== EXERCISE BRIEF ==
The records underneath are to be repeated exactly, with the pictures left out.

** Start ENTRIES SHOWN **

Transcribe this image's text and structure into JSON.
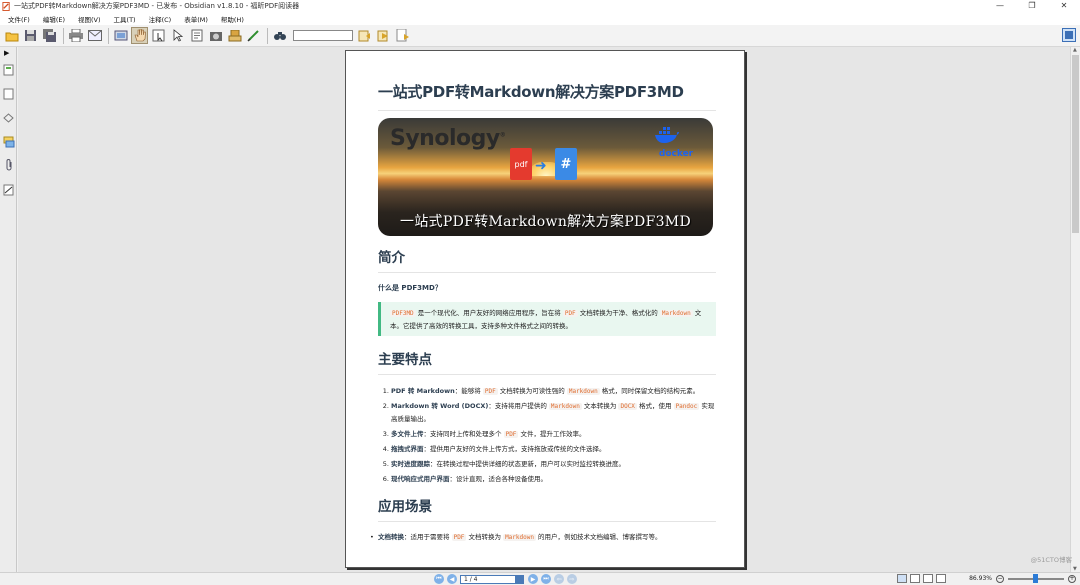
{
  "window": {
    "title": "一站式PDF转Markdown解决方案PDF3MD - 已发布 - Obsidian v1.8.10 - 福昕PDF阅读器",
    "controls": [
      "minimize",
      "restore",
      "close"
    ]
  },
  "menu": [
    "文件(F)",
    "编辑(E)",
    "视图(V)",
    "工具(T)",
    "注释(C)",
    "表单(M)",
    "帮助(H)"
  ],
  "toolbar": {
    "search_value": "",
    "icons": [
      "open-folder-icon",
      "save-icon",
      "save-all-icon",
      "print-icon",
      "email-icon",
      "scan-icon",
      "hand-tool-icon",
      "select-tool-icon",
      "pointer-icon",
      "text-select-icon",
      "snapshot-icon",
      "stamp-icon",
      "sign-icon",
      "find-icon",
      "search-prev-icon",
      "search-next-icon",
      "bookmark-icon"
    ]
  },
  "left_panel": {
    "icons": [
      "pages-icon",
      "bookmarks-icon",
      "layers-icon",
      "comments-icon",
      "attachments-icon",
      "signatures-icon"
    ]
  },
  "document": {
    "title": "一站式PDF转Markdown解决方案PDF3MD",
    "banner": {
      "brand_left": "Synology",
      "pdf_label": "pdf",
      "md_label": "#",
      "brand_right": "docker",
      "caption": "一站式PDF转Markdown解决方案PDF3MD"
    },
    "intro": {
      "heading": "简介",
      "question": "什么是 PDF3MD？",
      "quote": {
        "code1": "PDF3MD",
        "text1": " 是一个现代化、用户友好的网络应用程序，旨在将 ",
        "code2": "PDF",
        "text2": " 文档转换为干净、格式化的 ",
        "code3": "Markdown",
        "text3": " 文本。它提供了高效的转换工具，支持多种文件格式之间的转换。"
      }
    },
    "features": {
      "heading": "主要特点",
      "items": [
        {
          "title": "PDF 转 Markdown",
          "t1": "：能够将 ",
          "c1": "PDF",
          "t2": " 文档转换为可读性强的 ",
          "c2": "Markdown",
          "t3": " 格式，同时保留文档的结构元素。"
        },
        {
          "title": "Markdown 转 Word (DOCX)",
          "t1": "：支持将用户提供的 ",
          "c1": "Markdown",
          "t2": " 文本转换为 ",
          "c2": "DOCX",
          "t3": " 格式，使用 ",
          "c3": "Pandoc",
          "t4": " 实现高质量输出。"
        },
        {
          "title": "多文件上传",
          "t1": "：支持同时上传和处理多个 ",
          "c1": "PDF",
          "t2": " 文件，提升工作效率。"
        },
        {
          "title": "拖拽式界面",
          "t1": "：提供用户友好的文件上传方式，支持拖放或传统的文件选择。"
        },
        {
          "title": "实时进度跟踪",
          "t1": "：在转换过程中提供详细的状态更新，用户可以实时监控转换进度。"
        },
        {
          "title": "现代响应式用户界面",
          "t1": "：设计直观，适合各种设备使用。"
        }
      ]
    },
    "scenes": {
      "heading": "应用场景",
      "items": [
        {
          "title": "文档转换",
          "t1": "：适用于需要将 ",
          "c1": "PDF",
          "t2": " 文档转换为 ",
          "c2": "Markdown",
          "t3": " 的用户，例如技术文档编辑、博客撰写等。"
        }
      ]
    }
  },
  "statusbar": {
    "page": "1 / 4",
    "zoom": "86.93%",
    "zoom_out": "−",
    "zoom_in": "+"
  },
  "watermark": "@51CTO博客"
}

** End ENTRIES SHOWN **

== SOLVED EXERCISE ==
Transcribe this image's text and structure into JSON.
{
  "window": {
    "title": "一站式PDF转Markdown解决方案PDF3MD - 已发布 - Obsidian v1.8.10 - 福昕PDF阅读器",
    "controls": [
      "minimize",
      "restore",
      "close"
    ]
  },
  "menu": [
    "文件(F)",
    "编辑(E)",
    "视图(V)",
    "工具(T)",
    "注释(C)",
    "表单(M)",
    "帮助(H)"
  ],
  "toolbar": {
    "search_value": "",
    "icons": [
      "open-folder-icon",
      "save-icon",
      "save-all-icon",
      "print-icon",
      "email-icon",
      "scan-icon",
      "hand-tool-icon",
      "select-tool-icon",
      "pointer-icon",
      "text-select-icon",
      "snapshot-icon",
      "stamp-icon",
      "sign-icon",
      "find-icon",
      "search-prev-icon",
      "search-next-icon",
      "bookmark-icon"
    ]
  },
  "left_panel": {
    "icons": [
      "pages-icon",
      "bookmarks-icon",
      "layers-icon",
      "comments-icon",
      "attachments-icon",
      "signatures-icon"
    ]
  },
  "document": {
    "title": "一站式PDF转Markdown解决方案PDF3MD",
    "banner": {
      "brand_left": "Synology",
      "pdf_label": "pdf",
      "md_label": "#",
      "brand_right": "docker",
      "caption": "一站式PDF转Markdown解决方案PDF3MD"
    },
    "intro": {
      "heading": "简介",
      "question": "什么是 PDF3MD？",
      "quote": {
        "code1": "PDF3MD",
        "text1": " 是一个现代化、用户友好的网络应用程序，旨在将 ",
        "code2": "PDF",
        "text2": " 文档转换为干净、格式化的 ",
        "code3": "Markdown",
        "text3": " 文本。它提供了高效的转换工具，支持多种文件格式之间的转换。"
      }
    },
    "features": {
      "heading": "主要特点",
      "items": [
        {
          "title": "PDF 转 Markdown",
          "t1": "：能够将 ",
          "c1": "PDF",
          "t2": " 文档转换为可读性强的 ",
          "c2": "Markdown",
          "t3": " 格式，同时保留文档的结构元素。"
        },
        {
          "title": "Markdown 转 Word (DOCX)",
          "t1": "：支持将用户提供的 ",
          "c1": "Markdown",
          "t2": " 文本转换为 ",
          "c2": "DOCX",
          "t3": " 格式，使用 ",
          "c3": "Pandoc",
          "t4": " 实现高质量输出。"
        },
        {
          "title": "多文件上传",
          "t1": "：支持同时上传和处理多个 ",
          "c1": "PDF",
          "t2": " 文件，提升工作效率。"
        },
        {
          "title": "拖拽式界面",
          "t1": "：提供用户友好的文件上传方式，支持拖放或传统的文件选择。"
        },
        {
          "title": "实时进度跟踪",
          "t1": "：在转换过程中提供详细的状态更新，用户可以实时监控转换进度。"
        },
        {
          "title": "现代响应式用户界面",
          "t1": "：设计直观，适合各种设备使用。"
        }
      ]
    },
    "scenes": {
      "heading": "应用场景",
      "items": [
        {
          "title": "文档转换",
          "t1": "：适用于需要将 ",
          "c1": "PDF",
          "t2": " 文档转换为 ",
          "c2": "Markdown",
          "t3": " 的用户，例如技术文档编辑、博客撰写等。"
        }
      ]
    }
  },
  "statusbar": {
    "page": "1 / 4",
    "zoom": "86.93%",
    "zoom_out": "−",
    "zoom_in": "+"
  },
  "watermark": "@51CTO博客"
}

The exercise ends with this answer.